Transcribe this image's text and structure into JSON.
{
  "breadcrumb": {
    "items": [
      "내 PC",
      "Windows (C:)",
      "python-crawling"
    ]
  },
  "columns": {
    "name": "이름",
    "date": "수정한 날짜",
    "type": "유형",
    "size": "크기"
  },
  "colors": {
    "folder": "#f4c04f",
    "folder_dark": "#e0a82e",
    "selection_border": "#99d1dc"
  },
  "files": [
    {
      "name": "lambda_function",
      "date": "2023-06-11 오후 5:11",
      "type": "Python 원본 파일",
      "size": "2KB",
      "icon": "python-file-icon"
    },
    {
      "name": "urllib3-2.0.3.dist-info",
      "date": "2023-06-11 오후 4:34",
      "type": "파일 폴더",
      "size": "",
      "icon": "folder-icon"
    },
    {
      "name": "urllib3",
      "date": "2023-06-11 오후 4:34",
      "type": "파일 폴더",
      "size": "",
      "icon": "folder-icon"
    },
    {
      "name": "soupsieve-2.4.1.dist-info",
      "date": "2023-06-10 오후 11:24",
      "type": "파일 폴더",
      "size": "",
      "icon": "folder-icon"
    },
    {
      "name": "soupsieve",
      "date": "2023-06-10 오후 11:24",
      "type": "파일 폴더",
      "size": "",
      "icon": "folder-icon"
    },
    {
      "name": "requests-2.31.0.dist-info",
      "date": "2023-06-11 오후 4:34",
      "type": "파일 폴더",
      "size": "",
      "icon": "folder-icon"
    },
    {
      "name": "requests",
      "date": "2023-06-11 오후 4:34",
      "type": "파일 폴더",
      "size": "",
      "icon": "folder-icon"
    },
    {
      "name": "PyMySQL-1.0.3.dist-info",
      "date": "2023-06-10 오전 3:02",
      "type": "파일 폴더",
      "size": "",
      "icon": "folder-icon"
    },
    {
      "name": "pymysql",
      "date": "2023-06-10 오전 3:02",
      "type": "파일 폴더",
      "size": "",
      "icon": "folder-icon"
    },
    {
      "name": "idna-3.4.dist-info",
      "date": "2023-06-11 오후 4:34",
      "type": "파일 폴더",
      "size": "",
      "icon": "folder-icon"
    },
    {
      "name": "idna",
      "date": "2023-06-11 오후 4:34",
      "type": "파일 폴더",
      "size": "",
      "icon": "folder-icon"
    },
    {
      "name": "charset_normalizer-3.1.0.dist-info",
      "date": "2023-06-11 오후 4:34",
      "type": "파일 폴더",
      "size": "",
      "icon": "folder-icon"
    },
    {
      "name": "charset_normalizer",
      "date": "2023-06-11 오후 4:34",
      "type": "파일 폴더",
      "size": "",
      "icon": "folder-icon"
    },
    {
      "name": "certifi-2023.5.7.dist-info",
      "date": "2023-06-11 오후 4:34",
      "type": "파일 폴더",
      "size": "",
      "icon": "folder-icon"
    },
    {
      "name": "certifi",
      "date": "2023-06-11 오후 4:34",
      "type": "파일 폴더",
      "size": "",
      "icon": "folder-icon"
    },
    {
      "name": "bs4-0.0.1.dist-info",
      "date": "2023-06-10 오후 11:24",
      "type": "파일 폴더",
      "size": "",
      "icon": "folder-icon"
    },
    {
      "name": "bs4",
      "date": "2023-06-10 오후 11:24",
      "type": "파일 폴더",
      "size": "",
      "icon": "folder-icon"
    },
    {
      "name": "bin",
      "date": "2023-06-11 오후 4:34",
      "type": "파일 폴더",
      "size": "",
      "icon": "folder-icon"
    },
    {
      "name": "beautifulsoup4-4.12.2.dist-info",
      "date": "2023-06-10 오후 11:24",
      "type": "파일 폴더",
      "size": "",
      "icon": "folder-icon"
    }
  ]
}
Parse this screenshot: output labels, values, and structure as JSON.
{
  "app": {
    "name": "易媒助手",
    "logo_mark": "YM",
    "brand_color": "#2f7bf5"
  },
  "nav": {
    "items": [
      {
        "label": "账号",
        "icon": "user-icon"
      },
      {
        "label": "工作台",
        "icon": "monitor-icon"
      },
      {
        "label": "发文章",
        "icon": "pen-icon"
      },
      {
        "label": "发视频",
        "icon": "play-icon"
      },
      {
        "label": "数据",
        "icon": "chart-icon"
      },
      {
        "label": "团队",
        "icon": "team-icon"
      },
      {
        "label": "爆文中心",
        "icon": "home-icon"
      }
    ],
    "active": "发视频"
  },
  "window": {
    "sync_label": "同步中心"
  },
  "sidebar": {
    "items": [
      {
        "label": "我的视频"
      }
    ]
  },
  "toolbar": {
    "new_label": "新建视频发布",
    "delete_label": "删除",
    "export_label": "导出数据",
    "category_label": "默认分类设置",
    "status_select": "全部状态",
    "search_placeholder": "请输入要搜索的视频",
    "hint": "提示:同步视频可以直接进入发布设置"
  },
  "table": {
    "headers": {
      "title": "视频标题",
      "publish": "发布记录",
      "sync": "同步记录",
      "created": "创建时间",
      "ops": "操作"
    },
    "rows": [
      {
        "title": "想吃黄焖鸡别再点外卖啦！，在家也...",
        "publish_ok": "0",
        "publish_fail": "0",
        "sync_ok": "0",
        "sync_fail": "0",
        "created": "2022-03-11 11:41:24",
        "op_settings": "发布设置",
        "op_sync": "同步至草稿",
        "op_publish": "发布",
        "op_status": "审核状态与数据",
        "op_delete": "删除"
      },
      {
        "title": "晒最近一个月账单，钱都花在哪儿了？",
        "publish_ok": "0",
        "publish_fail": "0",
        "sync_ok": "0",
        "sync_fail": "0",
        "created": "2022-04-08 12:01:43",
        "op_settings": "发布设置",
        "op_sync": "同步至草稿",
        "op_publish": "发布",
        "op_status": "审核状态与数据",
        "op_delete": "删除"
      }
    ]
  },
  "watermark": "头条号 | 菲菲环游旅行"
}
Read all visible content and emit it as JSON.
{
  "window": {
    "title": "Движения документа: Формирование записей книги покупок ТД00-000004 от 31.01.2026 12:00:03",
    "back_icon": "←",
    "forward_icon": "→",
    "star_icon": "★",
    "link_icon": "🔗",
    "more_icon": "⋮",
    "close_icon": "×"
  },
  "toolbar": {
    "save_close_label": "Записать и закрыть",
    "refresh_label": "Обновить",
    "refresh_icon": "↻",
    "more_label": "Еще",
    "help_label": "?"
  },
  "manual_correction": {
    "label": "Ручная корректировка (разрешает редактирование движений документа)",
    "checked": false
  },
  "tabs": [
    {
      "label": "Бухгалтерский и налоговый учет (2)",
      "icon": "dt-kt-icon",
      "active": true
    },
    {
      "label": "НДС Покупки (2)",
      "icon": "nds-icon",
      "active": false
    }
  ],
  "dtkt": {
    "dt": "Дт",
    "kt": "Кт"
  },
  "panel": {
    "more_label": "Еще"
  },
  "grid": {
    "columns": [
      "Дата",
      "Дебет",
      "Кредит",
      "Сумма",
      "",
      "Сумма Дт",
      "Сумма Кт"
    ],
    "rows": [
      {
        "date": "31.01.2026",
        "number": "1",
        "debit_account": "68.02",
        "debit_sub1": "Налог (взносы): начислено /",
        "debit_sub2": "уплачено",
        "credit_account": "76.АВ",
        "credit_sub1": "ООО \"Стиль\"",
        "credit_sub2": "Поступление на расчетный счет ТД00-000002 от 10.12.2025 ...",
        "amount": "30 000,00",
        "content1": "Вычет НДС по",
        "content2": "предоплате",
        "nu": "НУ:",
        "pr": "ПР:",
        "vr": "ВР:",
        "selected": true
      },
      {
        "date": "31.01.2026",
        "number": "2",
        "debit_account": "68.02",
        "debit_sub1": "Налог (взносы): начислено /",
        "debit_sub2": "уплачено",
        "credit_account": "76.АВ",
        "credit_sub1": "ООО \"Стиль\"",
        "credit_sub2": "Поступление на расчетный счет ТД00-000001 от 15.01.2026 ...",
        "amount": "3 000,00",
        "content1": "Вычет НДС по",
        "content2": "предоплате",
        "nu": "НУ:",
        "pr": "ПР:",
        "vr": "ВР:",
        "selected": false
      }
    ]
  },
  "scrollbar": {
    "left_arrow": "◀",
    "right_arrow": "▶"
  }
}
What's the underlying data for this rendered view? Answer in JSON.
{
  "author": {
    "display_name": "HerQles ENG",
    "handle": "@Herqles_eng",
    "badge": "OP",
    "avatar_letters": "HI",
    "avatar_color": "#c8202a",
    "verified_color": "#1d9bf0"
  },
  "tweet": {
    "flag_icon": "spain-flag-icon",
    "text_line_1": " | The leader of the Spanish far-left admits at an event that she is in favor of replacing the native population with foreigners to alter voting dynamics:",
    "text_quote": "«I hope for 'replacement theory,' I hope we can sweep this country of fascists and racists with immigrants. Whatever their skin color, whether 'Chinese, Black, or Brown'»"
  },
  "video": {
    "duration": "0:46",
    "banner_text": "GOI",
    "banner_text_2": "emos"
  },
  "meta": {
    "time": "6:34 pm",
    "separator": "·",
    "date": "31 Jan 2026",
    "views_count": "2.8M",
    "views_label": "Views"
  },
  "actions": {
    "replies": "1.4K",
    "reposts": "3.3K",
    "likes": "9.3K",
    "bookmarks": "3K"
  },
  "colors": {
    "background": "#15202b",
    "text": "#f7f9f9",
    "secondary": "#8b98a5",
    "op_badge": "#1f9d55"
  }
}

━━━━━━━━

Instruction => Only a number is wanted: how many lines above include "created"?

Reply => 3